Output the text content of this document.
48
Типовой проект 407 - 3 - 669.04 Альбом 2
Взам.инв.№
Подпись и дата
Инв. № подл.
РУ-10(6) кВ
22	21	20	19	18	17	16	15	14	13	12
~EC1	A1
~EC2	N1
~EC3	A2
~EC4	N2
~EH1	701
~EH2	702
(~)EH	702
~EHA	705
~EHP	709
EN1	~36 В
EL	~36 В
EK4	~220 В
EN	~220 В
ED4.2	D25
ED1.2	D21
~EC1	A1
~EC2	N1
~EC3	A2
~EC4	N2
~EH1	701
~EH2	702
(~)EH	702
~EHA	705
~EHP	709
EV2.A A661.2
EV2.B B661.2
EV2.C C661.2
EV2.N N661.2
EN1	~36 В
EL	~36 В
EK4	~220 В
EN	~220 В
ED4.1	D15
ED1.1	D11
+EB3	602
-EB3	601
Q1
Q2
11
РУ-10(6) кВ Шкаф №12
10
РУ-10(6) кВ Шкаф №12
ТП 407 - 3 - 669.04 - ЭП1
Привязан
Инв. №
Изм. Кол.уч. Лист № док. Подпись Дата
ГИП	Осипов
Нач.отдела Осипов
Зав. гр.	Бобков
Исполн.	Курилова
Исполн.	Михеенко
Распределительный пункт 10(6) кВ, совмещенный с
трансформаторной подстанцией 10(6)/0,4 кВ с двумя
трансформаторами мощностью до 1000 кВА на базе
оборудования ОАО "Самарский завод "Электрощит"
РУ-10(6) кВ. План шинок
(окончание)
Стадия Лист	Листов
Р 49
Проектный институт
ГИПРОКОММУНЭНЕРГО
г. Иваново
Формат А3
※
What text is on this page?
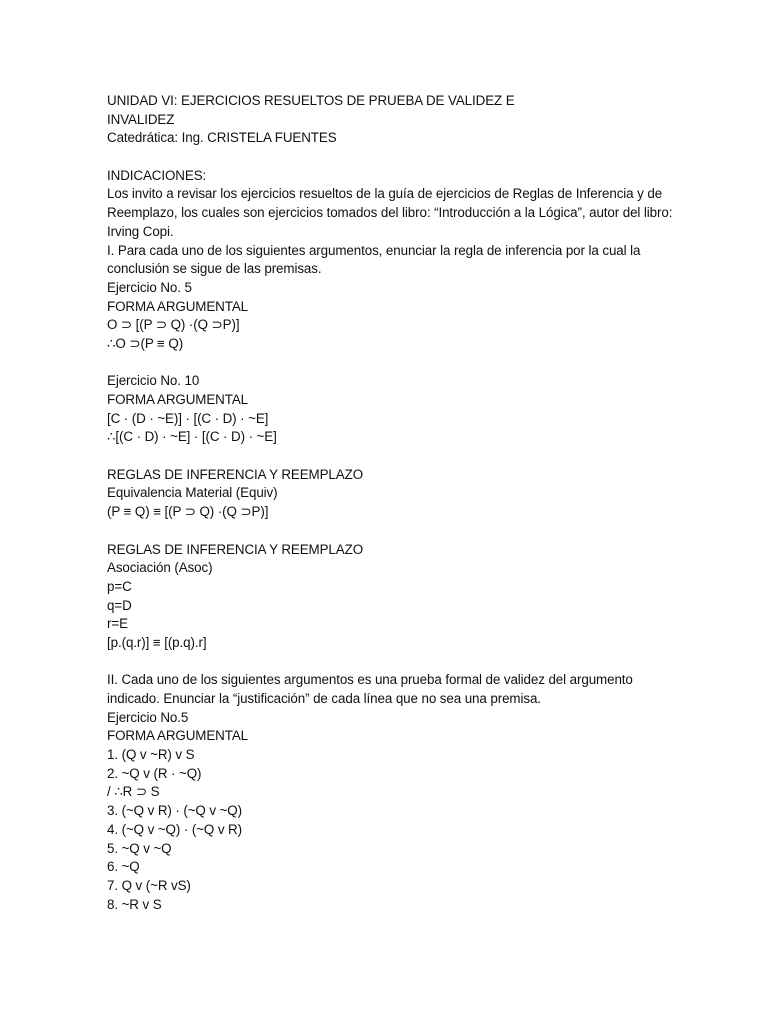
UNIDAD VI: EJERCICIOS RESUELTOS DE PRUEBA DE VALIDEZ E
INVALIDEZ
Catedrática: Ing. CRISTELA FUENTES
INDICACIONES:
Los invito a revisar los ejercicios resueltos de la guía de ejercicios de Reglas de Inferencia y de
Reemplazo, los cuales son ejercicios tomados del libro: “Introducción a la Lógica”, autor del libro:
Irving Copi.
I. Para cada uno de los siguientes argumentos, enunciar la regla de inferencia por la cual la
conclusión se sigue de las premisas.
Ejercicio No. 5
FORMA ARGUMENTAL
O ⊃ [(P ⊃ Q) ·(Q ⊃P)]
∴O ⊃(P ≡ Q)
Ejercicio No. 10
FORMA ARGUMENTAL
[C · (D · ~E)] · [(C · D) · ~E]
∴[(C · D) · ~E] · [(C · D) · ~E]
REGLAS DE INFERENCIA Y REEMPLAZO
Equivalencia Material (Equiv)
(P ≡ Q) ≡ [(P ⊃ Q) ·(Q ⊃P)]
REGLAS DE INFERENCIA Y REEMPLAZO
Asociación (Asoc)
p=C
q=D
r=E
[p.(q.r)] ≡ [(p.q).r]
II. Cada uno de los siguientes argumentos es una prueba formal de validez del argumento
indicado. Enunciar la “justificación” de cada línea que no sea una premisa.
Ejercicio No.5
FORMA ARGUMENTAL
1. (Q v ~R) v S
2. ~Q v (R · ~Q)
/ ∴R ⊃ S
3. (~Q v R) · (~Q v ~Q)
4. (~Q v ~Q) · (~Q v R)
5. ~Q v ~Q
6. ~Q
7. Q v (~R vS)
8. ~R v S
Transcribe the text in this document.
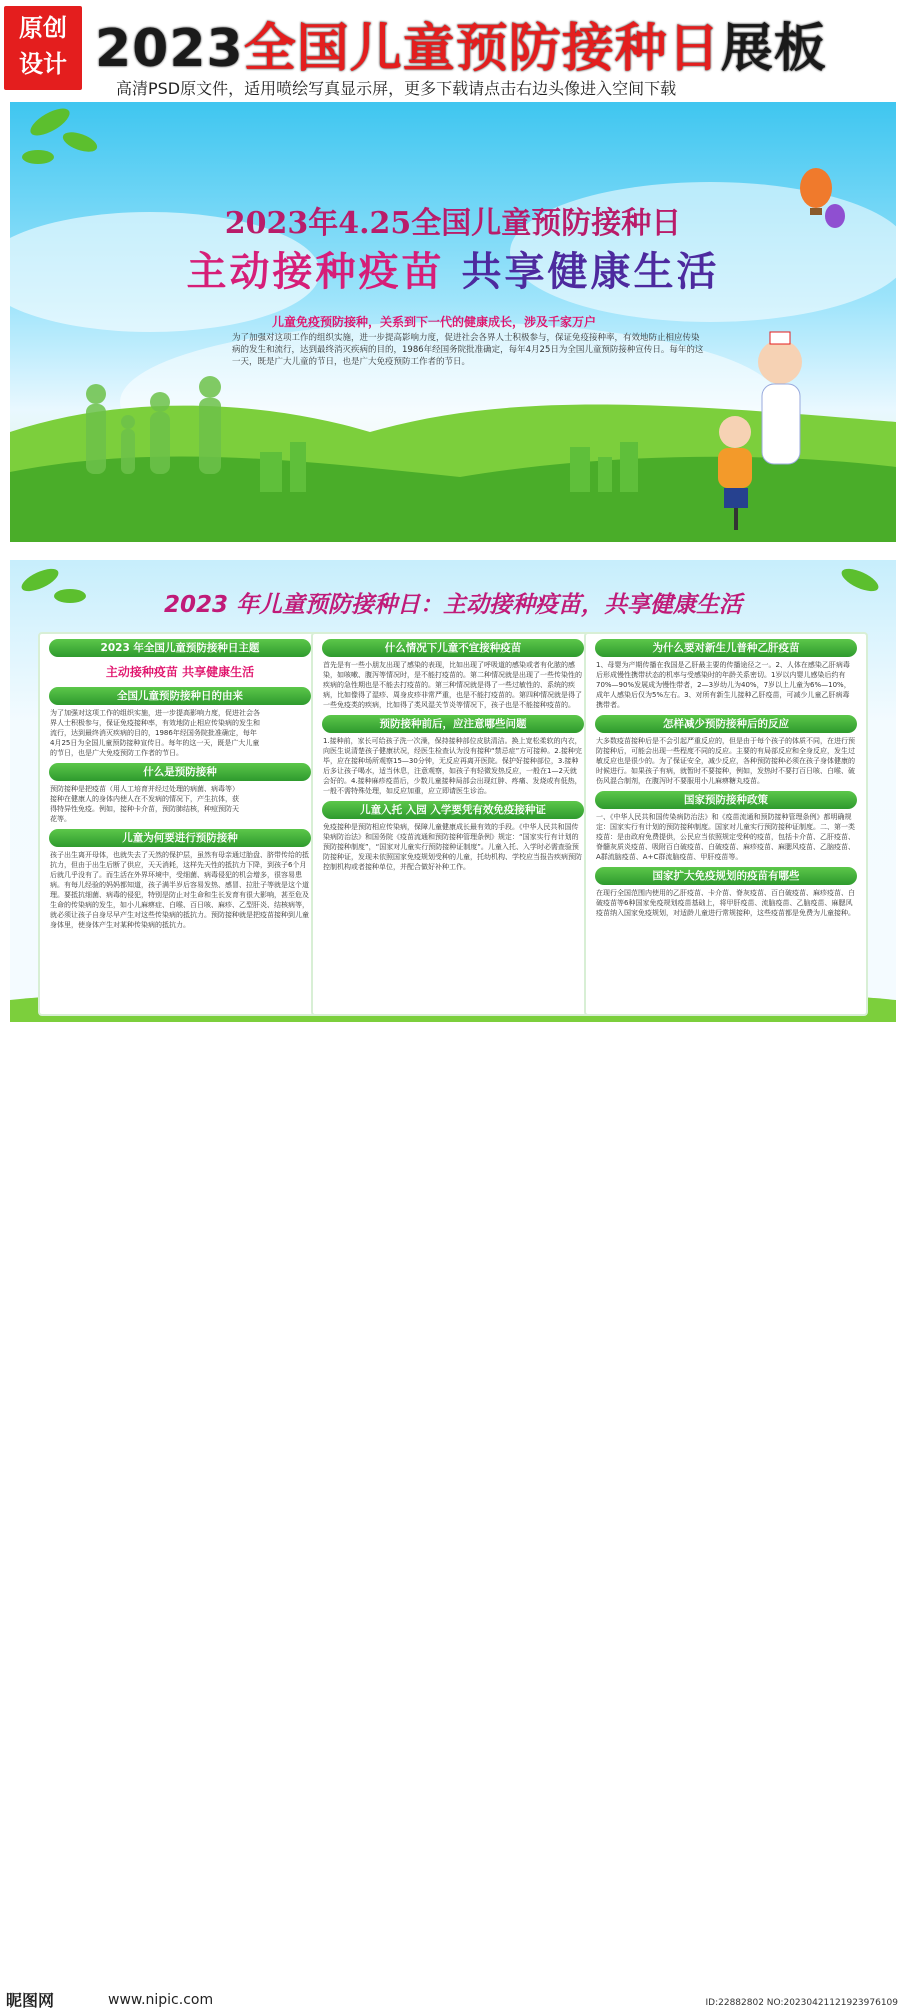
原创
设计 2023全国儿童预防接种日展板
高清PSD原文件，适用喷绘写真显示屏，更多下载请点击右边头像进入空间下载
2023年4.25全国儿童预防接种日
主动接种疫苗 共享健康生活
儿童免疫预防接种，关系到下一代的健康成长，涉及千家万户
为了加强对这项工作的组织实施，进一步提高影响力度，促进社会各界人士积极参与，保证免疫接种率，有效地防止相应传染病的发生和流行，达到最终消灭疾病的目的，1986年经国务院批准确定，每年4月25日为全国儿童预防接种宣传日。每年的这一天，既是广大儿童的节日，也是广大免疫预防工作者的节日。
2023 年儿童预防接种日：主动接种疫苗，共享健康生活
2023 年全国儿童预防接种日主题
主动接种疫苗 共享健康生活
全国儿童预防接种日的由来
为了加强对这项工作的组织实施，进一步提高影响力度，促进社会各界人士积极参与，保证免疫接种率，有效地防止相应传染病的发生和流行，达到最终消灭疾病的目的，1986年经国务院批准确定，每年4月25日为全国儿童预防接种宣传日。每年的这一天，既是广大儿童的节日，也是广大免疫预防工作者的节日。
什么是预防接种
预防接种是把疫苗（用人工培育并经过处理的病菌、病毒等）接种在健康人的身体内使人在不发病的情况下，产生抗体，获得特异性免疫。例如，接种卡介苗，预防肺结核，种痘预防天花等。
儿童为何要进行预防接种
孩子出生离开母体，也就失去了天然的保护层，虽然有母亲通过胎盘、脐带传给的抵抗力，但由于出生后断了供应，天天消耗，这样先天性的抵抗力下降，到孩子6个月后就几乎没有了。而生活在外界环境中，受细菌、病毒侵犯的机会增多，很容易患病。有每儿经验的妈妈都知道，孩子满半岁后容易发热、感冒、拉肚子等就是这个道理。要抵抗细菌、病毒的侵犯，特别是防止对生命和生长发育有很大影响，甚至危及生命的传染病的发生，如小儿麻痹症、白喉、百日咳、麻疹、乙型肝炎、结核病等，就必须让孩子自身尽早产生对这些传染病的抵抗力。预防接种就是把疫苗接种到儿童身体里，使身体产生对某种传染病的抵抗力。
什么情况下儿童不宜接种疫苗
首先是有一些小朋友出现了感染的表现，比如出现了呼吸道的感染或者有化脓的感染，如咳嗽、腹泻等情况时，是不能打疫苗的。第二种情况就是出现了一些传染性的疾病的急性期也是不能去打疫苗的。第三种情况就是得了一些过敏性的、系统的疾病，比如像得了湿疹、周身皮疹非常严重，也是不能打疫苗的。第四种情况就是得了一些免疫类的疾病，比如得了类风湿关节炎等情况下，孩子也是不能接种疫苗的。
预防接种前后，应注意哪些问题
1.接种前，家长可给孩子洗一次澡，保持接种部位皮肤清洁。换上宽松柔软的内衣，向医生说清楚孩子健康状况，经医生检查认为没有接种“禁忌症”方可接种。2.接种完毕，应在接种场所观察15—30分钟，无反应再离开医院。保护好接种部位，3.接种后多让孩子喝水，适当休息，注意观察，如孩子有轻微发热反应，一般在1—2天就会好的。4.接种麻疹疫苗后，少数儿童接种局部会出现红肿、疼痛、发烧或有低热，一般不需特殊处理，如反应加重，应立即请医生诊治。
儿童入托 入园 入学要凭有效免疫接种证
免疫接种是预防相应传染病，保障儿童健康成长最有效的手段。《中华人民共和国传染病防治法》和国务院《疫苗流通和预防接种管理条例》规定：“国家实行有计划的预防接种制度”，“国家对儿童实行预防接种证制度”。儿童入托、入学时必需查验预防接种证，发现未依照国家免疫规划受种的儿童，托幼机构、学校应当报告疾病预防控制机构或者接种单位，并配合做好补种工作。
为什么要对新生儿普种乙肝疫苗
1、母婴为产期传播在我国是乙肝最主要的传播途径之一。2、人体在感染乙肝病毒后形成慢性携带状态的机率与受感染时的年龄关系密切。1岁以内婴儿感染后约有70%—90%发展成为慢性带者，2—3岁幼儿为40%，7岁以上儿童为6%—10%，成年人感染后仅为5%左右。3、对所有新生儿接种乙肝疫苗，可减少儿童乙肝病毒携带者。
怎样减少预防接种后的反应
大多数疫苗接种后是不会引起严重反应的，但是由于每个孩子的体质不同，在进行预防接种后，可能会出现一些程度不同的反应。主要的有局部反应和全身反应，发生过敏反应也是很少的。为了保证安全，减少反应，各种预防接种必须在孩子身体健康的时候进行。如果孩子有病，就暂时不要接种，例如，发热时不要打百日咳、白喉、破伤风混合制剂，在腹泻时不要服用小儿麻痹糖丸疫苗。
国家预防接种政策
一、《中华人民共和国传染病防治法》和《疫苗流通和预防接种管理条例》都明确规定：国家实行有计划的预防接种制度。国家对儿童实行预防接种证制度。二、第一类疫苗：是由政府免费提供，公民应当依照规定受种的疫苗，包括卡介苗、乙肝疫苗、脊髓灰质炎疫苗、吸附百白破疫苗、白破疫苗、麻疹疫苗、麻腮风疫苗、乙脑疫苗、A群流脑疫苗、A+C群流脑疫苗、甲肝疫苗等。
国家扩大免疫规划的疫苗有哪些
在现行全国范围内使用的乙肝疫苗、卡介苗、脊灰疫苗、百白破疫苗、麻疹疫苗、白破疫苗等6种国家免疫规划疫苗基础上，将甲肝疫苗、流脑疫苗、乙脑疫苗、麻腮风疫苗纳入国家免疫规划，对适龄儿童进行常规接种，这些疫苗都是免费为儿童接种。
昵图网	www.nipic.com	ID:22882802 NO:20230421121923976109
※
YOUR INSTRUCTIONS
For the entries shown above, give the number of lines that include the word "argumentos", without any other text.

RIGHT ANSWER
2